TO DO: Could you print all the entries exactly?

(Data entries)

================

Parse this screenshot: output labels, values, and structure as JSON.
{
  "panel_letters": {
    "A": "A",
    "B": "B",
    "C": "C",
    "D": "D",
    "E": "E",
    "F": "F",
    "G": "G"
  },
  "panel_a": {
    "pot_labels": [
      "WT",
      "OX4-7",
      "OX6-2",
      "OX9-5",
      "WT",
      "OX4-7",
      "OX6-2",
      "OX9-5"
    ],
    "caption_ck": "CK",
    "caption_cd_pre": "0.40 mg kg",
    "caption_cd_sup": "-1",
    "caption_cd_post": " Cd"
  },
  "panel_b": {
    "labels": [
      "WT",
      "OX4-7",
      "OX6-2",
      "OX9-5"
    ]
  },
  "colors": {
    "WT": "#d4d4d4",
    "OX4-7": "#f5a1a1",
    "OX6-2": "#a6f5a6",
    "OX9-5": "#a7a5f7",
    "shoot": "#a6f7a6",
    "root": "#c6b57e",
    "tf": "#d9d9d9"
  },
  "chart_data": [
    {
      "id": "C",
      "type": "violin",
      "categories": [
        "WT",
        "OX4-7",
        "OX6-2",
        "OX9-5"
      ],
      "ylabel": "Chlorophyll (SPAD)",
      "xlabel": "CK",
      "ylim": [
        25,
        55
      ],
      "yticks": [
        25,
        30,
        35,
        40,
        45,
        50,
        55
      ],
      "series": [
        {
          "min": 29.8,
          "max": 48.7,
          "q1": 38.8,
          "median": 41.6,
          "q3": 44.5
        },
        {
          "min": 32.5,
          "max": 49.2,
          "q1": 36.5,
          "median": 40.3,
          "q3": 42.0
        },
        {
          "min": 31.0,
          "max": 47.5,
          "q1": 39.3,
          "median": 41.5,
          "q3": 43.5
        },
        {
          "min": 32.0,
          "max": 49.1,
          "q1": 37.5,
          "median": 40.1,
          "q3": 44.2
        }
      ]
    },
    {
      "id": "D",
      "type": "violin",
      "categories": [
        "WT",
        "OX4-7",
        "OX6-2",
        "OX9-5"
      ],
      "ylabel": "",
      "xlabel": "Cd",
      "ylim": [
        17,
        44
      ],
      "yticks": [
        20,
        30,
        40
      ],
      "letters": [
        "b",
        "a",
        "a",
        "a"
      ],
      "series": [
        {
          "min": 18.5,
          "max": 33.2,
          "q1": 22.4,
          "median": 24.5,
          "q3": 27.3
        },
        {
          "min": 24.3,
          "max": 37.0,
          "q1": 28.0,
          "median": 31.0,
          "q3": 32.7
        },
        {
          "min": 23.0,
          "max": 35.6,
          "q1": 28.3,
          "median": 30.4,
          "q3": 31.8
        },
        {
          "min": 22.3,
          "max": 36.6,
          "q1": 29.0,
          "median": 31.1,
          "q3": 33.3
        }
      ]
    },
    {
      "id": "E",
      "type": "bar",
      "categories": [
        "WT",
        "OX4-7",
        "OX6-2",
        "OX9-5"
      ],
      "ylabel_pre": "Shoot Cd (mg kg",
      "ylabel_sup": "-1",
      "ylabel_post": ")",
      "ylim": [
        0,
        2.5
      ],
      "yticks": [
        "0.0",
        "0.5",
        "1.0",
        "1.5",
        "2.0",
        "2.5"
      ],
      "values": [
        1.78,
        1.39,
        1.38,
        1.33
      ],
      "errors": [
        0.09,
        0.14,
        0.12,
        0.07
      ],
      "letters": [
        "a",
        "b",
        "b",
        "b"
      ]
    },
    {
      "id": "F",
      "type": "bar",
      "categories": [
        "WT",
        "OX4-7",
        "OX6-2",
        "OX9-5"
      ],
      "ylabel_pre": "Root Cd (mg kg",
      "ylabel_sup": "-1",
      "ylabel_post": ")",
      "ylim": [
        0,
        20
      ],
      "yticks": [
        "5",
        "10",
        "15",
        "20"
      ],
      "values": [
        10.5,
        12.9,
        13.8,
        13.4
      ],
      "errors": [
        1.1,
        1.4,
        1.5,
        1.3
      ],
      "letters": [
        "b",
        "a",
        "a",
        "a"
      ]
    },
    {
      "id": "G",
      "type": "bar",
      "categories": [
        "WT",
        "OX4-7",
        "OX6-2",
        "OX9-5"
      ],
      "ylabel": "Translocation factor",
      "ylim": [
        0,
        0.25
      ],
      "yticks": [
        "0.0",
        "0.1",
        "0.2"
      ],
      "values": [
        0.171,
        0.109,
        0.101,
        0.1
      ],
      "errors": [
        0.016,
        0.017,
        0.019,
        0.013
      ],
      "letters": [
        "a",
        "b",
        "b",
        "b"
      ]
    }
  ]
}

================

THE RESULT:
Parse this screenshot: output labels, values, and structure as JSON.
{
  "panel_letters": {
    "A": "A",
    "B": "B",
    "C": "C",
    "D": "D",
    "E": "E",
    "F": "F",
    "G": "G"
  },
  "panel_a": {
    "pot_labels": [
      "WT",
      "OX4-7",
      "OX6-2",
      "OX9-5",
      "WT",
      "OX4-7",
      "OX6-2",
      "OX9-5"
    ],
    "caption_ck": "CK",
    "caption_cd_pre": "0.40 mg kg",
    "caption_cd_sup": "-1",
    "caption_cd_post": " Cd"
  },
  "panel_b": {
    "labels": [
      "WT",
      "OX4-7",
      "OX6-2",
      "OX9-5"
    ]
  },
  "colors": {
    "WT": "#d4d4d4",
    "OX4-7": "#f5a1a1",
    "OX6-2": "#a6f5a6",
    "OX9-5": "#a7a5f7",
    "shoot": "#a6f7a6",
    "root": "#c6b57e",
    "tf": "#d9d9d9"
  },
  "chart_data": [
    {
      "id": "C",
      "type": "violin",
      "categories": [
        "WT",
        "OX4-7",
        "OX6-2",
        "OX9-5"
      ],
      "ylabel": "Chlorophyll (SPAD)",
      "xlabel": "CK",
      "ylim": [
        25,
        55
      ],
      "yticks": [
        25,
        30,
        35,
        40,
        45,
        50,
        55
      ],
      "series": [
        {
          "min": 29.8,
          "max": 48.7,
          "q1": 38.8,
          "median": 41.6,
          "q3": 44.5
        },
        {
          "min": 32.5,
          "max": 49.2,
          "q1": 36.5,
          "median": 40.3,
          "q3": 42.0
        },
        {
          "min": 31.0,
          "max": 47.5,
          "q1": 39.3,
          "median": 41.5,
          "q3": 43.5
        },
        {
          "min": 32.0,
          "max": 49.1,
          "q1": 37.5,
          "median": 40.1,
          "q3": 44.2
        }
      ]
    },
    {
      "id": "D",
      "type": "violin",
      "categories": [
        "WT",
        "OX4-7",
        "OX6-2",
        "OX9-5"
      ],
      "ylabel": "",
      "xlabel": "Cd",
      "ylim": [
        17,
        44
      ],
      "yticks": [
        20,
        30,
        40
      ],
      "letters": [
        "b",
        "a",
        "a",
        "a"
      ],
      "series": [
        {
          "min": 18.5,
          "max": 33.2,
          "q1": 22.4,
          "median": 24.5,
          "q3": 27.3
        },
        {
          "min": 24.3,
          "max": 37.0,
          "q1": 28.0,
          "median": 31.0,
          "q3": 32.7
        },
        {
          "min": 23.0,
          "max": 35.6,
          "q1": 28.3,
          "median": 30.4,
          "q3": 31.8
        },
        {
          "min": 22.3,
          "max": 36.6,
          "q1": 29.0,
          "median": 31.1,
          "q3": 33.3
        }
      ]
    },
    {
      "id": "E",
      "type": "bar",
      "categories": [
        "WT",
        "OX4-7",
        "OX6-2",
        "OX9-5"
      ],
      "ylabel_pre": "Shoot Cd (mg kg",
      "ylabel_sup": "-1",
      "ylabel_post": ")",
      "ylim": [
        0,
        2.5
      ],
      "yticks": [
        "0.0",
        "0.5",
        "1.0",
        "1.5",
        "2.0",
        "2.5"
      ],
      "values": [
        1.78,
        1.39,
        1.38,
        1.33
      ],
      "errors": [
        0.09,
        0.14,
        0.12,
        0.07
      ],
      "letters": [
        "a",
        "b",
        "b",
        "b"
      ]
    },
    {
      "id": "F",
      "type": "bar",
      "categories": [
        "WT",
        "OX4-7",
        "OX6-2",
        "OX9-5"
      ],
      "ylabel_pre": "Root Cd (mg kg",
      "ylabel_sup": "-1",
      "ylabel_post": ")",
      "ylim": [
        0,
        20
      ],
      "yticks": [
        "5",
        "10",
        "15",
        "20"
      ],
      "values": [
        10.5,
        12.9,
        13.8,
        13.4
      ],
      "errors": [
        1.1,
        1.4,
        1.5,
        1.3
      ],
      "letters": [
        "b",
        "a",
        "a",
        "a"
      ]
    },
    {
      "id": "G",
      "type": "bar",
      "categories": [
        "WT",
        "OX4-7",
        "OX6-2",
        "OX9-5"
      ],
      "ylabel": "Translocation factor",
      "ylim": [
        0,
        0.25
      ],
      "yticks": [
        "0.0",
        "0.1",
        "0.2"
      ],
      "values": [
        0.171,
        0.109,
        0.101,
        0.1
      ],
      "errors": [
        0.016,
        0.017,
        0.019,
        0.013
      ],
      "letters": [
        "a",
        "b",
        "b",
        "b"
      ]
    }
  ]
}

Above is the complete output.